== PROBLEM DESCRIPTION ==
Work out the number of lines with the word "Campaigns" in the material below, then reply with that number only.

== DATA FOR PROCESSING ==
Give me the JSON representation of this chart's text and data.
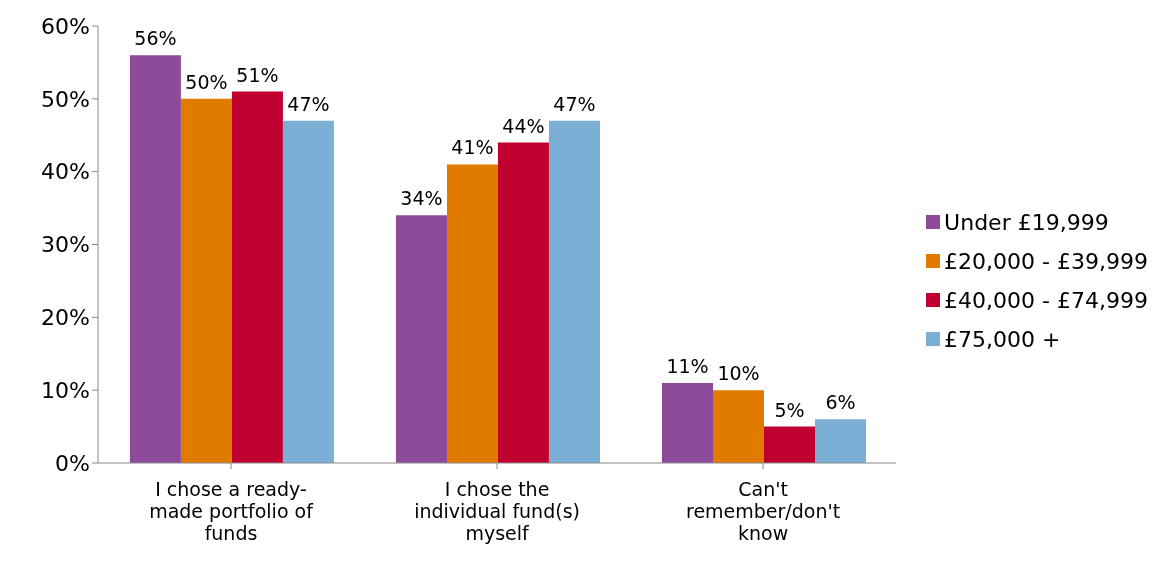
{
  "chart_data": {
    "type": "bar",
    "categories": [
      "I chose a ready-made portfolio of funds",
      "I chose the individual fund(s) myself",
      "Can't remember/don't know"
    ],
    "series": [
      {
        "name": "Under £19,999",
        "color": "#8e4a9a",
        "values": [
          56,
          34,
          11
        ],
        "value_labels": [
          "56%",
          "34%",
          "11%"
        ]
      },
      {
        "name": "£20,000 - £39,999",
        "color": "#e07b00",
        "values": [
          50,
          41,
          10
        ],
        "value_labels": [
          "50%",
          "41%",
          "10%"
        ]
      },
      {
        "name": "£40,000 - £74,999",
        "color": "#c0002f",
        "values": [
          51,
          44,
          5
        ],
        "value_labels": [
          "51%",
          "44%",
          "5%"
        ]
      },
      {
        "name": "£75,000 +",
        "color": "#7bafd6",
        "values": [
          47,
          47,
          6
        ],
        "value_labels": [
          "47%",
          "47%",
          "6%"
        ]
      }
    ],
    "ylim": [
      0,
      60
    ],
    "yticks": [
      {
        "value": 0,
        "label": "0%"
      },
      {
        "value": 10,
        "label": "10%"
      },
      {
        "value": 20,
        "label": "20%"
      },
      {
        "value": 30,
        "label": "30%"
      },
      {
        "value": 40,
        "label": "40%"
      },
      {
        "value": 50,
        "label": "50%"
      },
      {
        "value": 60,
        "label": "60%"
      }
    ],
    "grid": false,
    "legend": "right"
  }
}
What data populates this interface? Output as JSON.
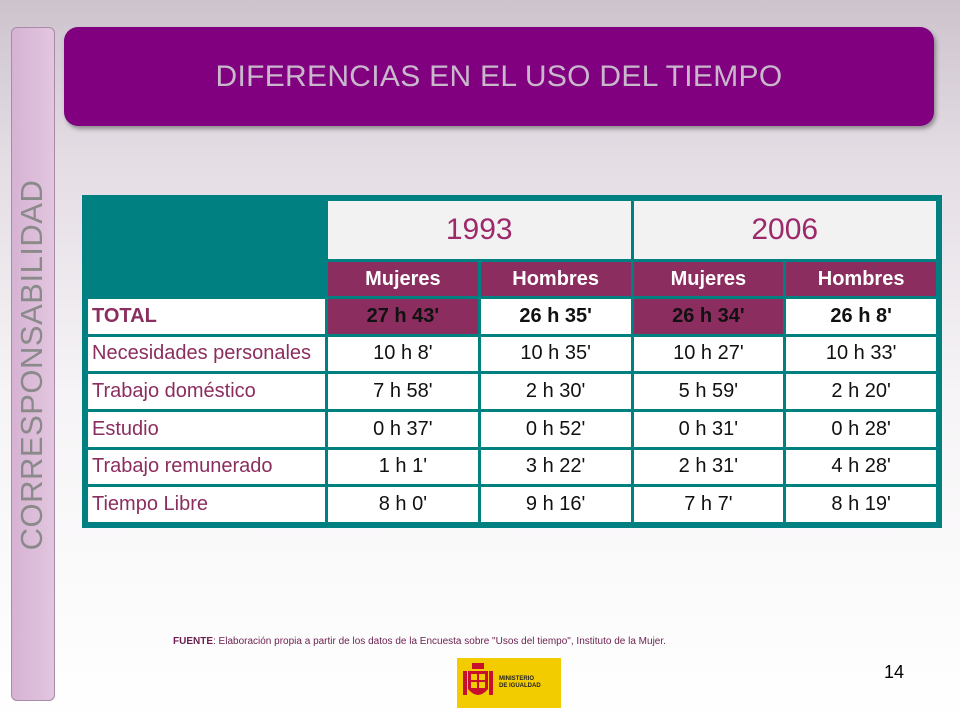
{
  "sidebar": {
    "label": "CORRESPONSABILIDAD"
  },
  "header": {
    "title": "DIFERENCIAS EN EL USO DEL TIEMPO"
  },
  "table": {
    "years": [
      "1993",
      "2006"
    ],
    "subheaders": [
      "Mujeres",
      "Hombres",
      "Mujeres",
      "Hombres"
    ],
    "rows": [
      {
        "label": "TOTAL",
        "values": [
          "27 h 43'",
          "26 h 35'",
          "26 h 34'",
          "26 h 8'"
        ]
      },
      {
        "label": "Necesidades personales",
        "values": [
          "10 h 8'",
          "10 h 35'",
          "10 h 27'",
          "10 h 33'"
        ]
      },
      {
        "label": "Trabajo doméstico",
        "values": [
          "7 h 58'",
          "2 h 30'",
          "5 h 59'",
          "2 h 20'"
        ]
      },
      {
        "label": "Estudio",
        "values": [
          "0 h 37'",
          "0 h 52'",
          "0 h 31'",
          "0 h 28'"
        ]
      },
      {
        "label": "Trabajo remunerado",
        "values": [
          "1 h 1'",
          "3 h 22'",
          "2 h 31'",
          "4 h 28'"
        ]
      },
      {
        "label": "Tiempo Libre",
        "values": [
          "8 h 0'",
          "9 h 16'",
          "7 h 7'",
          "8 h 19'"
        ]
      }
    ]
  },
  "footer": {
    "source_label": "FUENTE",
    "source_text": ": Elaboración propia a partir de los datos de la Encuesta sobre \"Usos del tiempo\", Instituto de la Mujer.",
    "page_number": "14",
    "logo_text": "MINISTERIO\nDE IGUALDAD"
  },
  "colors": {
    "title_bg": "#800080",
    "table_border": "#008080",
    "accent": "#8b2d5f"
  }
}
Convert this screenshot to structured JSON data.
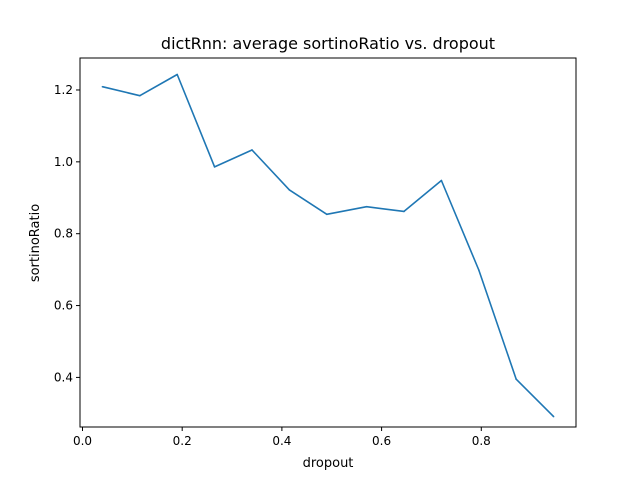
{
  "chart_data": {
    "type": "line",
    "title": "dictRnn: average sortinoRatio vs. dropout",
    "xlabel": "dropout",
    "ylabel": "sortinoRatio",
    "xlim": [
      -0.005,
      0.99
    ],
    "ylim": [
      0.262,
      1.289
    ],
    "xticks": [
      0.0,
      0.2,
      0.4,
      0.6,
      0.8
    ],
    "xtick_labels": [
      "0.0",
      "0.2",
      "0.4",
      "0.6",
      "0.8"
    ],
    "yticks": [
      0.4,
      0.6,
      0.8,
      1.0,
      1.2
    ],
    "ytick_labels": [
      "0.4",
      "0.6",
      "0.8",
      "1.0",
      "1.2"
    ],
    "grid": false,
    "series": [
      {
        "color": "#1f77b4",
        "x": [
          0.04,
          0.115,
          0.19,
          0.265,
          0.34,
          0.415,
          0.49,
          0.57,
          0.645,
          0.72,
          0.795,
          0.87,
          0.945
        ],
        "y": [
          1.209,
          1.184,
          1.243,
          0.986,
          1.033,
          0.922,
          0.854,
          0.875,
          0.862,
          0.948,
          0.699,
          0.395,
          0.291
        ]
      }
    ]
  }
}
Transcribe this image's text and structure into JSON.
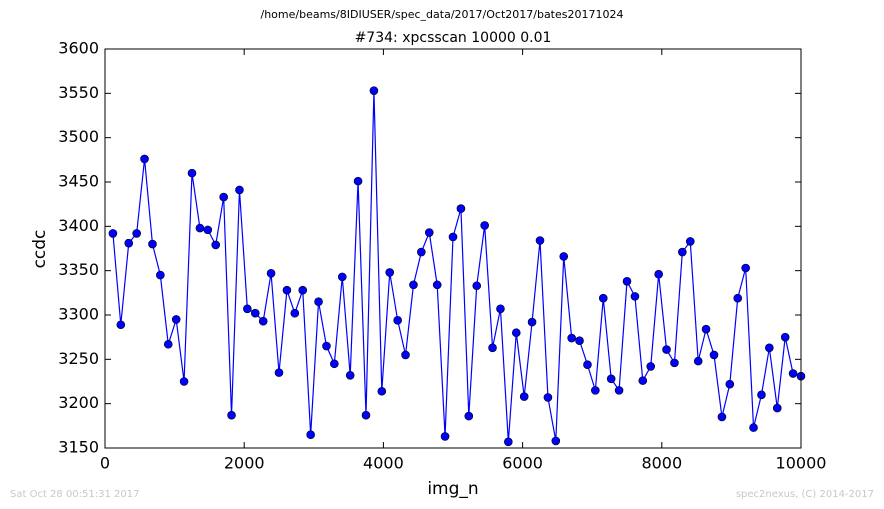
{
  "chart_data": {
    "type": "line",
    "suptitle": "/home/beams/8IDIUSER/spec_data/2017/Oct2017/bates20171024",
    "title": "#734: xpcsscan 10000 0.01",
    "x_label": "img_n",
    "y_label": "ccdc",
    "footer_left": "Sat Oct 28 00:51:31 2017",
    "footer_right": "spec2nexus, (C) 2014-2017",
    "x": [
      114,
      227,
      341,
      455,
      568,
      682,
      795,
      909,
      1023,
      1136,
      1250,
      1364,
      1477,
      1591,
      1705,
      1818,
      1932,
      2045,
      2159,
      2273,
      2386,
      2500,
      2614,
      2727,
      2841,
      2955,
      3068,
      3182,
      3295,
      3409,
      3523,
      3636,
      3750,
      3864,
      3977,
      4091,
      4205,
      4318,
      4432,
      4545,
      4659,
      4773,
      4886,
      5000,
      5114,
      5227,
      5341,
      5455,
      5568,
      5682,
      5795,
      5909,
      6023,
      6136,
      6250,
      6364,
      6477,
      6591,
      6705,
      6818,
      6932,
      7045,
      7159,
      7273,
      7386,
      7500,
      7614,
      7727,
      7841,
      7955,
      8068,
      8182,
      8295,
      8409,
      8523,
      8636,
      8750,
      8864,
      8977,
      9091,
      9205,
      9318,
      9432,
      9545,
      9659,
      9773,
      9886,
      10000
    ],
    "series": [
      {
        "name": "ccdc",
        "color": "#0000ff",
        "marker": true,
        "values": [
          3392,
          3289,
          3381,
          3392,
          3476,
          3380,
          3345,
          3267,
          3295,
          3225,
          3460,
          3398,
          3396,
          3379,
          3433,
          3187,
          3441,
          3307,
          3302,
          3293,
          3347,
          3235,
          3328,
          3302,
          3328,
          3165,
          3315,
          3265,
          3245,
          3343,
          3232,
          3451,
          3187,
          3553,
          3214,
          3348,
          3294,
          3255,
          3334,
          3371,
          3393,
          3334,
          3163,
          3388,
          3420,
          3186,
          3333,
          3401,
          3263,
          3307,
          3157,
          3280,
          3208,
          3292,
          3384,
          3207,
          3158,
          3366,
          3274,
          3271,
          3244,
          3215,
          3319,
          3228,
          3215,
          3338,
          3321,
          3226,
          3242,
          3346,
          3261,
          3246,
          3371,
          3383,
          3248,
          3284,
          3255,
          3185,
          3222,
          3319,
          3353,
          3173,
          3210,
          3263,
          3195,
          3275,
          3234,
          3231
        ]
      }
    ],
    "xlim": [
      0,
      10000
    ],
    "xticks": [
      0,
      2000,
      4000,
      6000,
      8000,
      10000
    ],
    "ylim": [
      3150,
      3600
    ],
    "yticks": [
      3150,
      3200,
      3250,
      3300,
      3350,
      3400,
      3450,
      3500,
      3550,
      3600
    ],
    "grid": false
  }
}
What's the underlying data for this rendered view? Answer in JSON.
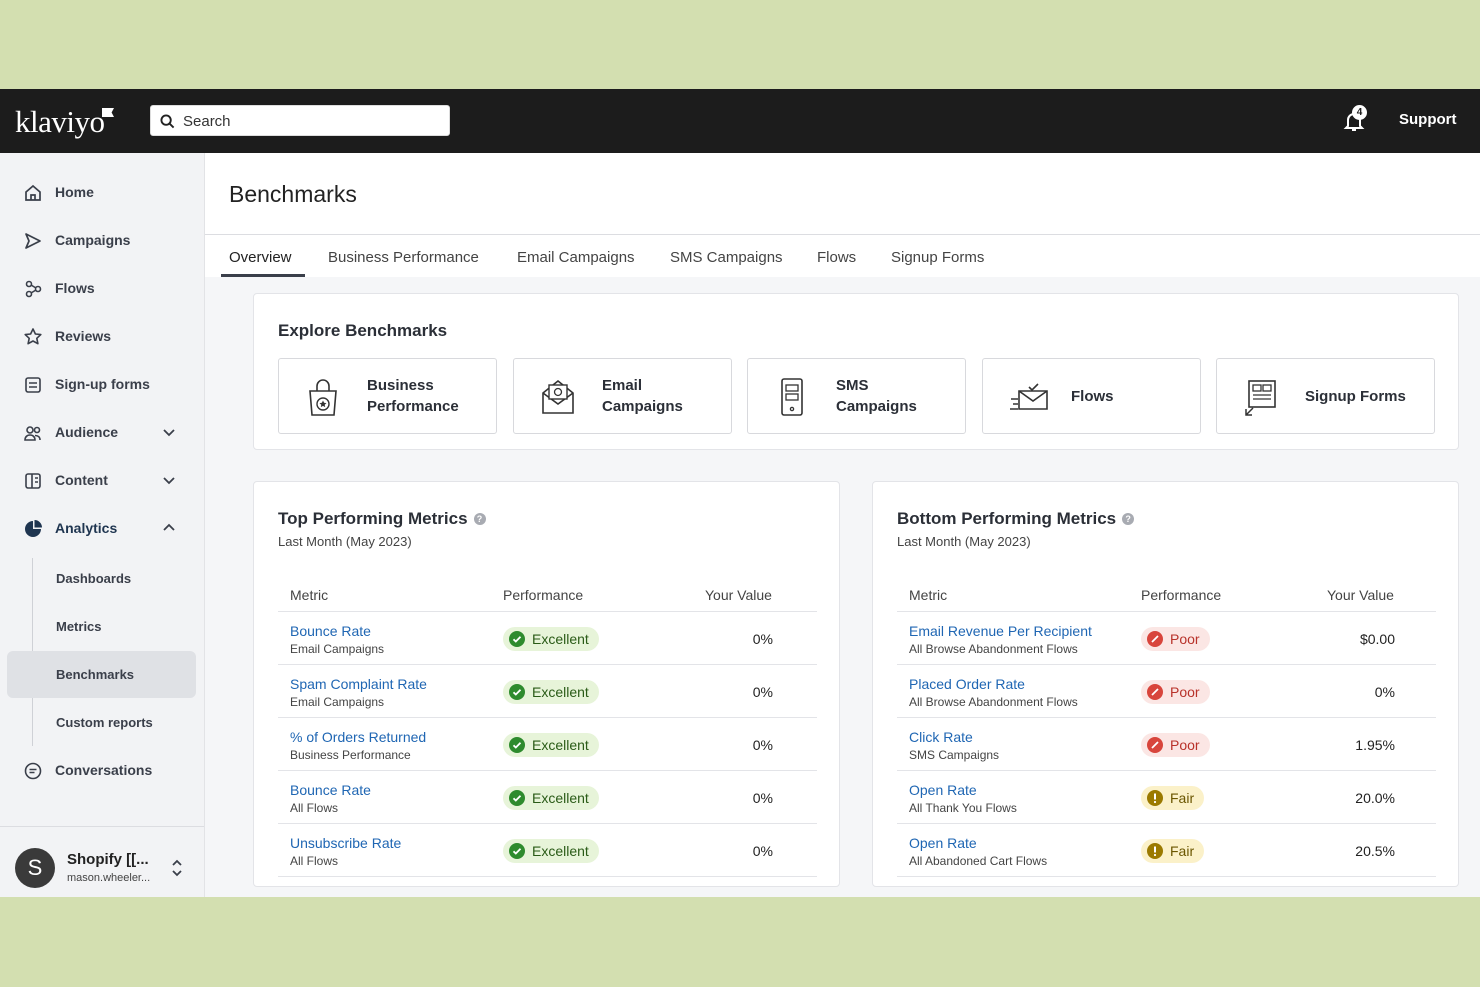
{
  "topbar": {
    "logo": "klaviyo",
    "search_placeholder": "Search",
    "notification_count": "4",
    "support_label": "Support"
  },
  "sidebar": {
    "items": [
      {
        "label": "Home",
        "icon": "home-icon"
      },
      {
        "label": "Campaigns",
        "icon": "send-icon"
      },
      {
        "label": "Flows",
        "icon": "flows-icon"
      },
      {
        "label": "Reviews",
        "icon": "star-icon"
      },
      {
        "label": "Sign-up forms",
        "icon": "form-icon"
      },
      {
        "label": "Audience",
        "icon": "people-icon"
      },
      {
        "label": "Content",
        "icon": "content-icon"
      },
      {
        "label": "Analytics",
        "icon": "pie-chart-icon"
      },
      {
        "label": "Conversations",
        "icon": "chat-icon"
      }
    ],
    "analytics_sub": [
      "Dashboards",
      "Metrics",
      "Benchmarks",
      "Custom reports"
    ],
    "account": {
      "initial": "S",
      "name": "Shopify [[...",
      "email": "mason.wheeler..."
    }
  },
  "page": {
    "title": "Benchmarks",
    "tabs": [
      "Overview",
      "Business Performance",
      "Email Campaigns",
      "SMS Campaigns",
      "Flows",
      "Signup Forms"
    ]
  },
  "explore": {
    "title": "Explore Benchmarks",
    "tiles": [
      {
        "line1": "Business",
        "line2": "Performance",
        "icon": "shopping-bag-icon"
      },
      {
        "line1": "Email",
        "line2": "Campaigns",
        "icon": "email-icon"
      },
      {
        "line1": "SMS",
        "line2": "Campaigns",
        "icon": "phone-icon"
      },
      {
        "line1": "Flows",
        "line2": "",
        "icon": "flows-envelope-icon"
      },
      {
        "line1": "Signup Forms",
        "line2": "",
        "icon": "signup-form-icon"
      }
    ]
  },
  "top_metrics": {
    "title": "Top Performing Metrics",
    "subtitle": "Last Month (May 2023)",
    "headers": {
      "metric": "Metric",
      "performance": "Performance",
      "value": "Your Value"
    },
    "rows": [
      {
        "name": "Bounce Rate",
        "sub": "Email Campaigns",
        "status": "Excellent",
        "value": "0%"
      },
      {
        "name": "Spam Complaint Rate",
        "sub": "Email Campaigns",
        "status": "Excellent",
        "value": "0%"
      },
      {
        "name": "% of Orders Returned",
        "sub": "Business Performance",
        "status": "Excellent",
        "value": "0%"
      },
      {
        "name": "Bounce Rate",
        "sub": "All Flows",
        "status": "Excellent",
        "value": "0%"
      },
      {
        "name": "Unsubscribe Rate",
        "sub": "All Flows",
        "status": "Excellent",
        "value": "0%"
      }
    ]
  },
  "bottom_metrics": {
    "title": "Bottom Performing Metrics",
    "subtitle": "Last Month (May 2023)",
    "headers": {
      "metric": "Metric",
      "performance": "Performance",
      "value": "Your Value"
    },
    "rows": [
      {
        "name": "Email Revenue Per Recipient",
        "sub": "All Browse Abandonment Flows",
        "status": "Poor",
        "value": "$0.00"
      },
      {
        "name": "Placed Order Rate",
        "sub": "All Browse Abandonment Flows",
        "status": "Poor",
        "value": "0%"
      },
      {
        "name": "Click Rate",
        "sub": "SMS Campaigns",
        "status": "Poor",
        "value": "1.95%"
      },
      {
        "name": "Open Rate",
        "sub": "All Thank You Flows",
        "status": "Fair",
        "value": "20.0%"
      },
      {
        "name": "Open Rate",
        "sub": "All Abandoned Cart Flows",
        "status": "Fair",
        "value": "20.5%"
      }
    ]
  },
  "colors": {
    "link": "#1f66b3",
    "excellent": "#2e8b2e",
    "poor": "#d8453c",
    "fair": "#9b7a00",
    "topbar": "#1c1c1c"
  }
}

== FINISHED EXERCISE ==
8